Objective: Listed below are entries; give the number of lines among them that include "درصد", and only that number.

★ ★ ★

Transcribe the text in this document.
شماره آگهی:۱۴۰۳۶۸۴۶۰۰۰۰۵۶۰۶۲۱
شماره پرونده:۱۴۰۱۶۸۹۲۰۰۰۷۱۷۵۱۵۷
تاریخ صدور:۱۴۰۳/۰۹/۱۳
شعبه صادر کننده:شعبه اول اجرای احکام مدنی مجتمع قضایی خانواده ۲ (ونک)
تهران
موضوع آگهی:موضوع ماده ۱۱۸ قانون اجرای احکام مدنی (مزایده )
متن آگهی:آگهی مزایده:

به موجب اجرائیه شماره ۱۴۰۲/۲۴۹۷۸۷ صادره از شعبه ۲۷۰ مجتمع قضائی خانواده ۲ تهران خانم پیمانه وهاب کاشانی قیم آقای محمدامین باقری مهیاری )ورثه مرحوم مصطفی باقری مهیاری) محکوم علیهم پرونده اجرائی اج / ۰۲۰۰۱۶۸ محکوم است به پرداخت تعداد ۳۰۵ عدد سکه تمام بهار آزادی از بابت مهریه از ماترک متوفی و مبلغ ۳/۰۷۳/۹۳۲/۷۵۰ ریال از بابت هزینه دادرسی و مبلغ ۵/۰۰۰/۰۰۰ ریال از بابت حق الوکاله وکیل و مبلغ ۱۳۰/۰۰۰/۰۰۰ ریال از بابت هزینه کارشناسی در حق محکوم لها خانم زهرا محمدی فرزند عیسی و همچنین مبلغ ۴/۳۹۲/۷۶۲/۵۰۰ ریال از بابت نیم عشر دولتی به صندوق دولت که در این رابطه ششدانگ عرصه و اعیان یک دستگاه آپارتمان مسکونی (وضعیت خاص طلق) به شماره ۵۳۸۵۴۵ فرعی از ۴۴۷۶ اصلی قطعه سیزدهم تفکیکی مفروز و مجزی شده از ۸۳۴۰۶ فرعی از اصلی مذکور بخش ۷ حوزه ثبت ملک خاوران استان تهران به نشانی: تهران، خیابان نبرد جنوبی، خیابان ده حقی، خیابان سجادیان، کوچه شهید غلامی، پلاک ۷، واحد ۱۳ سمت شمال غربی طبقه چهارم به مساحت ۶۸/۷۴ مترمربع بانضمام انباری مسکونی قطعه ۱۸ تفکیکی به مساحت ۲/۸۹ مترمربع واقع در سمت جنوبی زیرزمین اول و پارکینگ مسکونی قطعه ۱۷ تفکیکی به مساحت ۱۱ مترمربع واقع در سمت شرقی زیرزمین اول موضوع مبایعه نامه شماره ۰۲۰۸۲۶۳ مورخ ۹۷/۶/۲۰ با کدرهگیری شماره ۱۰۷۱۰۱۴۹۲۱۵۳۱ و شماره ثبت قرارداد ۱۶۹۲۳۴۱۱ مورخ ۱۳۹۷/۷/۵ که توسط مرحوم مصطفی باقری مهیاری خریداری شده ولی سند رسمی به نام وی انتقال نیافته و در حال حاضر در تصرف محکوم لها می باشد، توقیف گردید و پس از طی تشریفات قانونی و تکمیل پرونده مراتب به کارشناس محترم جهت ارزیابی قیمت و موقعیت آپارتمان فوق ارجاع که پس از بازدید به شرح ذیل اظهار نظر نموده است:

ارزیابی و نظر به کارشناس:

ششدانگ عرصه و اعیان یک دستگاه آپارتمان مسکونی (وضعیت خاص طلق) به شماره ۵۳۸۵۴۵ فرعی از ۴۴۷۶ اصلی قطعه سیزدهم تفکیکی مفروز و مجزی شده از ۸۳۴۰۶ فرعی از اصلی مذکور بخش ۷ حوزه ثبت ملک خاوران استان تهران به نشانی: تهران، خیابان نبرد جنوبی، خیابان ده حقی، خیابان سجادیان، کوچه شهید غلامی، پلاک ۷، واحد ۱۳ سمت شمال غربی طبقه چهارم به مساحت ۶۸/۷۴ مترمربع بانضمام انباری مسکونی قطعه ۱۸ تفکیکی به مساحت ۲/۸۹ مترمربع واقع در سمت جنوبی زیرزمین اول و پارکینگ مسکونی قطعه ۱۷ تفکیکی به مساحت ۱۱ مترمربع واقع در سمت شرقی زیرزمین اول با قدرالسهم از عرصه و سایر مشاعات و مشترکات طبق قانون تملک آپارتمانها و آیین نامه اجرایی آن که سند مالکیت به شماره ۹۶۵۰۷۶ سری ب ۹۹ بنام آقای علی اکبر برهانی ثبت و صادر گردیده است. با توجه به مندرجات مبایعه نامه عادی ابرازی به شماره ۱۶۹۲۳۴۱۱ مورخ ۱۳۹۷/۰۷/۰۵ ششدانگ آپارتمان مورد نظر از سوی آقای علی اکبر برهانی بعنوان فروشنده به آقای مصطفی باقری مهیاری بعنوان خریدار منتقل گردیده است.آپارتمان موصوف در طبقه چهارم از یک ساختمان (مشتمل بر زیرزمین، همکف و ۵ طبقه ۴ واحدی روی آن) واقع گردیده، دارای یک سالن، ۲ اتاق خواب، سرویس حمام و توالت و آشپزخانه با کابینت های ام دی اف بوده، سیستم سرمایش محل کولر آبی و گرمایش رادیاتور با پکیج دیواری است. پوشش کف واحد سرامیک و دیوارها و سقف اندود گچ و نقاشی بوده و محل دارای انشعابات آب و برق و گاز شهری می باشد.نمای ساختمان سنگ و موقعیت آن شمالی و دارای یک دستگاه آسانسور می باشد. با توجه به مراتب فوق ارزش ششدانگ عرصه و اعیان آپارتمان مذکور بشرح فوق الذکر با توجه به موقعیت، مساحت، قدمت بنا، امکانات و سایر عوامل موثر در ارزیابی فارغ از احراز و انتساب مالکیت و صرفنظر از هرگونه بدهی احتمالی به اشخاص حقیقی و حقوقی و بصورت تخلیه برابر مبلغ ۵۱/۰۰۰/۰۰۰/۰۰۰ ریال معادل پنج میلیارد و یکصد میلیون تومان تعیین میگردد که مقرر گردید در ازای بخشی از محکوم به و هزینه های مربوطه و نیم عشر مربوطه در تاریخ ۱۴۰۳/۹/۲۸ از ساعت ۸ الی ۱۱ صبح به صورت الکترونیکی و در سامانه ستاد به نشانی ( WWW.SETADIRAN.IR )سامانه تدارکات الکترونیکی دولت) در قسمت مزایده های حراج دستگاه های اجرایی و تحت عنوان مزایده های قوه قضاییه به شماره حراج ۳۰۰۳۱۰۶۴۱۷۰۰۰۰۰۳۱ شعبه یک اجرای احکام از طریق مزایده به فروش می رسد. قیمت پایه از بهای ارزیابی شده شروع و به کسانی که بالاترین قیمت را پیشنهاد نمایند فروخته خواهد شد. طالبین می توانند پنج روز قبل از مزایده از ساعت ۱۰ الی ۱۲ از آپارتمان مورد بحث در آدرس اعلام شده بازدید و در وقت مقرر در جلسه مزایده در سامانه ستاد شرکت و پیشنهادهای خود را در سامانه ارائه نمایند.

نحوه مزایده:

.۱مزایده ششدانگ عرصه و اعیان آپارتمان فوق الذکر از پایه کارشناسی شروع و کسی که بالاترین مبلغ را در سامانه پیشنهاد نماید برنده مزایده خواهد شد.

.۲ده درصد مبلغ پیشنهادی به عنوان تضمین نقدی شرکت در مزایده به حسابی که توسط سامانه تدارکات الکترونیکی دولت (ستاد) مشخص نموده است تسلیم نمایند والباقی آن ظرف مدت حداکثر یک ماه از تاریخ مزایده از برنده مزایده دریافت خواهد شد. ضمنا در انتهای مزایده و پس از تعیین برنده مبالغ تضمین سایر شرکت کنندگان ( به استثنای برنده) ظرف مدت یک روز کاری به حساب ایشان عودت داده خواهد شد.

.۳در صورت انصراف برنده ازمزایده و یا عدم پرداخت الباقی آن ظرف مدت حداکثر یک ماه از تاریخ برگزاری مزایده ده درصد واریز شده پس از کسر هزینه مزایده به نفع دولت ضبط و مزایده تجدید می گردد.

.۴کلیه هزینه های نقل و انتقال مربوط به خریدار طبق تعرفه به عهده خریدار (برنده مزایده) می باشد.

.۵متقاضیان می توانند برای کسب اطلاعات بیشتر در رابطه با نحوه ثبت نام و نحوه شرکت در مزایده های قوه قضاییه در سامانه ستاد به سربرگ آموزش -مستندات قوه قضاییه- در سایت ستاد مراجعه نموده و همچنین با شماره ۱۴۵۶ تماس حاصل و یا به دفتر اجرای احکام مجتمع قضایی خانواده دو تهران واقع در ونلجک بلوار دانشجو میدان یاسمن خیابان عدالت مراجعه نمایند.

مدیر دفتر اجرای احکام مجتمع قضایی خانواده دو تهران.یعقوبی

★ ★ ★

Task response: 2